• TASK:
Reproduce the material in full, unchanged.

• AVAILABLE RECORDS:
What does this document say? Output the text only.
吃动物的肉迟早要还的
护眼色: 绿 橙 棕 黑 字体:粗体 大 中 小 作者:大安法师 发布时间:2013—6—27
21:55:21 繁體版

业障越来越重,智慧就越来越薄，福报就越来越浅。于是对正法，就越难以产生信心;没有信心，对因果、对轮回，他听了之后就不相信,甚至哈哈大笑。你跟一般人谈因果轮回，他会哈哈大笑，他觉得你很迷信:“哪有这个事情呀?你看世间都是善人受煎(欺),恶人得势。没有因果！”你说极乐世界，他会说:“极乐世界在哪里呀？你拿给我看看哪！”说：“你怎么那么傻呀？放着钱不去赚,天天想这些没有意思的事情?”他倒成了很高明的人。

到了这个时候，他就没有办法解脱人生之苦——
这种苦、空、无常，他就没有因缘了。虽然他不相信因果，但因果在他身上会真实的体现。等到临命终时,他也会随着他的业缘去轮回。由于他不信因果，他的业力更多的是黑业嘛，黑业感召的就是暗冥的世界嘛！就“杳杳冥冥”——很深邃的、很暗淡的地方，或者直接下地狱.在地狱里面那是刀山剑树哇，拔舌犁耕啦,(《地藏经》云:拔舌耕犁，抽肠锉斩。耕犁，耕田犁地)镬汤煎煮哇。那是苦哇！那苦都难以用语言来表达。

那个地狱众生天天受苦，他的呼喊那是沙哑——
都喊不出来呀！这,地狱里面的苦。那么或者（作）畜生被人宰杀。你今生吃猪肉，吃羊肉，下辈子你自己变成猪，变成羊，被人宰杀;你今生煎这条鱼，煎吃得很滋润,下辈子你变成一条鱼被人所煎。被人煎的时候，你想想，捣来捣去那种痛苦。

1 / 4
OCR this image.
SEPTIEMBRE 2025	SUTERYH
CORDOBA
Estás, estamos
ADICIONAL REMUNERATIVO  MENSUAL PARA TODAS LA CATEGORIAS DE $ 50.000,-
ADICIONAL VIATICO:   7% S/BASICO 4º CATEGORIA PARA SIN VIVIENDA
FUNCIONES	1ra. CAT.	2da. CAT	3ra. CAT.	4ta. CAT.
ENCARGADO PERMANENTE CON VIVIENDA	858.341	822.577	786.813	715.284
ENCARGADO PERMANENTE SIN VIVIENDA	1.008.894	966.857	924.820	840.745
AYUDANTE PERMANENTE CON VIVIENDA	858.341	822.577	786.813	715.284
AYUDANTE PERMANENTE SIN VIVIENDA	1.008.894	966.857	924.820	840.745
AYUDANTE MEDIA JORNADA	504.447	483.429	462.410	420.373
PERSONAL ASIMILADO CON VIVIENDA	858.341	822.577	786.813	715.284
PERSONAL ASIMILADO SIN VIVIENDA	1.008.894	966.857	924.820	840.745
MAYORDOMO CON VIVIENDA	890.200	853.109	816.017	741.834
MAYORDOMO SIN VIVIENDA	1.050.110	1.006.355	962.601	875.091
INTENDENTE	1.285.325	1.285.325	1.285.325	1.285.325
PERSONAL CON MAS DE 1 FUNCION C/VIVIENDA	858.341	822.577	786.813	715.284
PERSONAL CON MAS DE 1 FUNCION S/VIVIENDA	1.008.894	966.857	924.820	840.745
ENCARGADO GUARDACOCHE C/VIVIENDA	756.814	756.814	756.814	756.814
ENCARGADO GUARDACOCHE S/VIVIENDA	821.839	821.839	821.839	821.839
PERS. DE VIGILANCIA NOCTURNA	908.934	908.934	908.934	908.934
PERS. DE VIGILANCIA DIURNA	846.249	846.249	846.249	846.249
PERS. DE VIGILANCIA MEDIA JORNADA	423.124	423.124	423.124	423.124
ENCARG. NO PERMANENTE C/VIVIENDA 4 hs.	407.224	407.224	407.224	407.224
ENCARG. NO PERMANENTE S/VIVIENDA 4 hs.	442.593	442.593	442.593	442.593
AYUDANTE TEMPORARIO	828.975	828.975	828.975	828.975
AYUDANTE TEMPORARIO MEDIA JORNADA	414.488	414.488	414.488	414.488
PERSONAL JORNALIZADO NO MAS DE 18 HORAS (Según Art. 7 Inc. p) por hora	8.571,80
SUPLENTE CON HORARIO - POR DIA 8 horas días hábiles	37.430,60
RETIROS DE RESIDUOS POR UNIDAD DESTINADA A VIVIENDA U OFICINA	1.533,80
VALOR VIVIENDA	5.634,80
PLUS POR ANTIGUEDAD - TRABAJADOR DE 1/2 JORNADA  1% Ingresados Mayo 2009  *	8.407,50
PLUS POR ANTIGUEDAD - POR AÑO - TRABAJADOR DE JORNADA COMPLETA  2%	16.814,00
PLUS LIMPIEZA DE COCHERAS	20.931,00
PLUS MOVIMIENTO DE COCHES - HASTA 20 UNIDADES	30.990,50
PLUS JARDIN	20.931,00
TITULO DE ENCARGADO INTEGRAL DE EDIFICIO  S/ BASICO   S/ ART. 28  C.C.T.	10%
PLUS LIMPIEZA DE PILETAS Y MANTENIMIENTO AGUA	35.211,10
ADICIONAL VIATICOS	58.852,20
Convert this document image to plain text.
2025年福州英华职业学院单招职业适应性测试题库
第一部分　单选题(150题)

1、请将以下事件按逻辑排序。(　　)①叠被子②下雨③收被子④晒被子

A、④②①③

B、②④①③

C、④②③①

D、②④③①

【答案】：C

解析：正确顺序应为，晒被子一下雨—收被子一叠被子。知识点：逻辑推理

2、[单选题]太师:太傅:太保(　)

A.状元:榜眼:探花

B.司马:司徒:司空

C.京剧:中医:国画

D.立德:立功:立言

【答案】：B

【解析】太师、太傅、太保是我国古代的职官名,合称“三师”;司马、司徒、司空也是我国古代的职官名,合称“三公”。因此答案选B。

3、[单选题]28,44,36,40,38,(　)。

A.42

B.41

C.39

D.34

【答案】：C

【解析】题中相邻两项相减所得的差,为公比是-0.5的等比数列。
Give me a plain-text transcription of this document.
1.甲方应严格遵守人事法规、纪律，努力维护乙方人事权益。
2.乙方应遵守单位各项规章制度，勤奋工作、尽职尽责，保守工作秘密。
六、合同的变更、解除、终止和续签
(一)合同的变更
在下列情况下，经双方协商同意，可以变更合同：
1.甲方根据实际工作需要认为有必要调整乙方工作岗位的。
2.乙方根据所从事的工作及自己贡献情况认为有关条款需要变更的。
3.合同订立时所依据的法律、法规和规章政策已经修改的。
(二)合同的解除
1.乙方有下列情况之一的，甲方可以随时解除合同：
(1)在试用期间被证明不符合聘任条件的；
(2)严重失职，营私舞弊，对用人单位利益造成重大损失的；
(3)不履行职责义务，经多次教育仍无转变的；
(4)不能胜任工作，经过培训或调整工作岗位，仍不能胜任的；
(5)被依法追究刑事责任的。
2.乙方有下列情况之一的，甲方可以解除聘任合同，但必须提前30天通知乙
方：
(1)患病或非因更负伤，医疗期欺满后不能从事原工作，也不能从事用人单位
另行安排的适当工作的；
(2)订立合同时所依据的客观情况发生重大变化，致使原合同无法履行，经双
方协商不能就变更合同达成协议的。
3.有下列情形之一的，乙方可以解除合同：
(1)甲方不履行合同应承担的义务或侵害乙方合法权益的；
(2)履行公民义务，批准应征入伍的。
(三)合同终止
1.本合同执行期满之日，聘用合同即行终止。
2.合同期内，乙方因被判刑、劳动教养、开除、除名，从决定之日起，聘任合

• THE REPLY:
What does this document say? Output the text only.
吃动物的肉迟早要还的
护眼色: 绿 橙 棕 黑 字体:粗体 大 中 小 作者:大安法师 发布时间:2013—6—27
21:55:21 繁體版

业障越来越重,智慧就越来越薄，福报就越来越浅。于是对正法，就越难以产生信心;没有信心，对因果、对轮回，他听了之后就不相信,甚至哈哈大笑。你跟一般人谈因果轮回，他会哈哈大笑，他觉得你很迷信:“哪有这个事情呀?你看世间都是善人受煎(欺),恶人得势。没有因果！”你说极乐世界，他会说:“极乐世界在哪里呀？你拿给我看看哪！”说：“你怎么那么傻呀？放着钱不去赚,天天想这些没有意思的事情?”他倒成了很高明的人。

到了这个时候，他就没有办法解脱人生之苦——
这种苦、空、无常，他就没有因缘了。虽然他不相信因果，但因果在他身上会真实的体现。等到临命终时,他也会随着他的业缘去轮回。由于他不信因果，他的业力更多的是黑业嘛，黑业感召的就是暗冥的世界嘛！就“杳杳冥冥”——很深邃的、很暗淡的地方，或者直接下地狱.在地狱里面那是刀山剑树哇，拔舌犁耕啦,(《地藏经》云:拔舌耕犁，抽肠锉斩。耕犁，耕田犁地)镬汤煎煮哇。那是苦哇！那苦都难以用语言来表达。

那个地狱众生天天受苦，他的呼喊那是沙哑——
都喊不出来呀！这,地狱里面的苦。那么或者（作）畜生被人宰杀。你今生吃猪肉，吃羊肉，下辈子你自己变成猪，变成羊，被人宰杀;你今生煎这条鱼，煎吃得很滋润,下辈子你变成一条鱼被人所煎。被人煎的时候，你想想，捣来捣去那种痛苦。

1 / 4
OCR this image.
SEPTIEMBRE 2025	SUTERYH
CORDOBA
Estás, estamos
ADICIONAL REMUNERATIVO  MENSUAL PARA TODAS LA CATEGORIAS DE $ 50.000,-
ADICIONAL VIATICO:   7% S/BASICO 4º CATEGORIA PARA SIN VIVIENDA
FUNCIONES	1ra. CAT.	2da. CAT	3ra. CAT.	4ta. CAT.
ENCARGADO PERMANENTE CON VIVIENDA	858.341	822.577	786.813	715.284
ENCARGADO PERMANENTE SIN VIVIENDA	1.008.894	966.857	924.820	840.745
AYUDANTE PERMANENTE CON VIVIENDA	858.341	822.577	786.813	715.284
AYUDANTE PERMANENTE SIN VIVIENDA	1.008.894	966.857	924.820	840.745
AYUDANTE MEDIA JORNADA	504.447	483.429	462.410	420.373
PERSONAL ASIMILADO CON VIVIENDA	858.341	822.577	786.813	715.284
PERSONAL ASIMILADO SIN VIVIENDA	1.008.894	966.857	924.820	840.745
MAYORDOMO CON VIVIENDA	890.200	853.109	816.017	741.834
MAYORDOMO SIN VIVIENDA	1.050.110	1.006.355	962.601	875.091
INTENDENTE	1.285.325	1.285.325	1.285.325	1.285.325
PERSONAL CON MAS DE 1 FUNCION C/VIVIENDA	858.341	822.577	786.813	715.284
PERSONAL CON MAS DE 1 FUNCION S/VIVIENDA	1.008.894	966.857	924.820	840.745
ENCARGADO GUARDACOCHE C/VIVIENDA	756.814	756.814	756.814	756.814
ENCARGADO GUARDACOCHE S/VIVIENDA	821.839	821.839	821.839	821.839
PERS. DE VIGILANCIA NOCTURNA	908.934	908.934	908.934	908.934
PERS. DE VIGILANCIA DIURNA	846.249	846.249	846.249	846.249
PERS. DE VIGILANCIA MEDIA JORNADA	423.124	423.124	423.124	423.124
ENCARG. NO PERMANENTE C/VIVIENDA 4 hs.	407.224	407.224	407.224	407.224
ENCARG. NO PERMANENTE S/VIVIENDA 4 hs.	442.593	442.593	442.593	442.593
AYUDANTE TEMPORARIO	828.975	828.975	828.975	828.975
AYUDANTE TEMPORARIO MEDIA JORNADA	414.488	414.488	414.488	414.488
PERSONAL JORNALIZADO NO MAS DE 18 HORAS (Según Art. 7 Inc. p) por hora	8.571,80
SUPLENTE CON HORARIO - POR DIA 8 horas días hábiles	37.430,60
RETIROS DE RESIDUOS POR UNIDAD DESTINADA A VIVIENDA U OFICINA	1.533,80
VALOR VIVIENDA	5.634,80
PLUS POR ANTIGUEDAD - TRABAJADOR DE 1/2 JORNADA  1% Ingresados Mayo 2009  *	8.407,50
PLUS POR ANTIGUEDAD - POR AÑO - TRABAJADOR DE JORNADA COMPLETA  2%	16.814,00
PLUS LIMPIEZA DE COCHERAS	20.931,00
PLUS MOVIMIENTO DE COCHES - HASTA 20 UNIDADES	30.990,50
PLUS JARDIN	20.931,00
TITULO DE ENCARGADO INTEGRAL DE EDIFICIO  S/ BASICO   S/ ART. 28  C.C.T.	10%
PLUS LIMPIEZA DE PILETAS Y MANTENIMIENTO AGUA	35.211,10
ADICIONAL VIATICOS	58.852,20
Convert this document image to plain text.
2025年福州英华职业学院单招职业适应性测试题库
第一部分　单选题(150题)

1、请将以下事件按逻辑排序。(　　)①叠被子②下雨③收被子④晒被子

A、④②①③

B、②④①③

C、④②③①

D、②④③①

【答案】：C

解析：正确顺序应为，晒被子一下雨—收被子一叠被子。知识点：逻辑推理

2、[单选题]太师:太傅:太保(　)

A.状元:榜眼:探花

B.司马:司徒:司空

C.京剧:中医:国画

D.立德:立功:立言

【答案】：B

【解析】太师、太傅、太保是我国古代的职官名,合称“三师”;司马、司徒、司空也是我国古代的职官名,合称“三公”。因此答案选B。

3、[单选题]28,44,36,40,38,(　)。

A.42

B.41

C.39

D.34

【答案】：C

【解析】题中相邻两项相减所得的差,为公比是-0.5的等比数列。
Give me a plain-text transcription of this document.
1.甲方应严格遵守人事法规、纪律，努力维护乙方人事权益。
2.乙方应遵守单位各项规章制度，勤奋工作、尽职尽责，保守工作秘密。
六、合同的变更、解除、终止和续签
(一)合同的变更
在下列情况下，经双方协商同意，可以变更合同：
1.甲方根据实际工作需要认为有必要调整乙方工作岗位的。
2.乙方根据所从事的工作及自己贡献情况认为有关条款需要变更的。
3.合同订立时所依据的法律、法规和规章政策已经修改的。
(二)合同的解除
1.乙方有下列情况之一的，甲方可以随时解除合同：
(1)在试用期间被证明不符合聘任条件的；
(2)严重失职，营私舞弊，对用人单位利益造成重大损失的；
(3)不履行职责义务，经多次教育仍无转变的；
(4)不能胜任工作，经过培训或调整工作岗位，仍不能胜任的；
(5)被依法追究刑事责任的。
2.乙方有下列情况之一的，甲方可以解除聘任合同，但必须提前30天通知乙
方：
(1)患病或非因更负伤，医疗期欺满后不能从事原工作，也不能从事用人单位
另行安排的适当工作的；
(2)订立合同时所依据的客观情况发生重大变化，致使原合同无法履行，经双
方协商不能就变更合同达成协议的。
3.有下列情形之一的，乙方可以解除合同：
(1)甲方不履行合同应承担的义务或侵害乙方合法权益的；
(2)履行公民义务，批准应征入伍的。
(三)合同终止
1.本合同执行期满之日，聘用合同即行终止。
2.合同期内，乙方因被判刑、劳动教养、开除、除名，从决定之日起，聘任合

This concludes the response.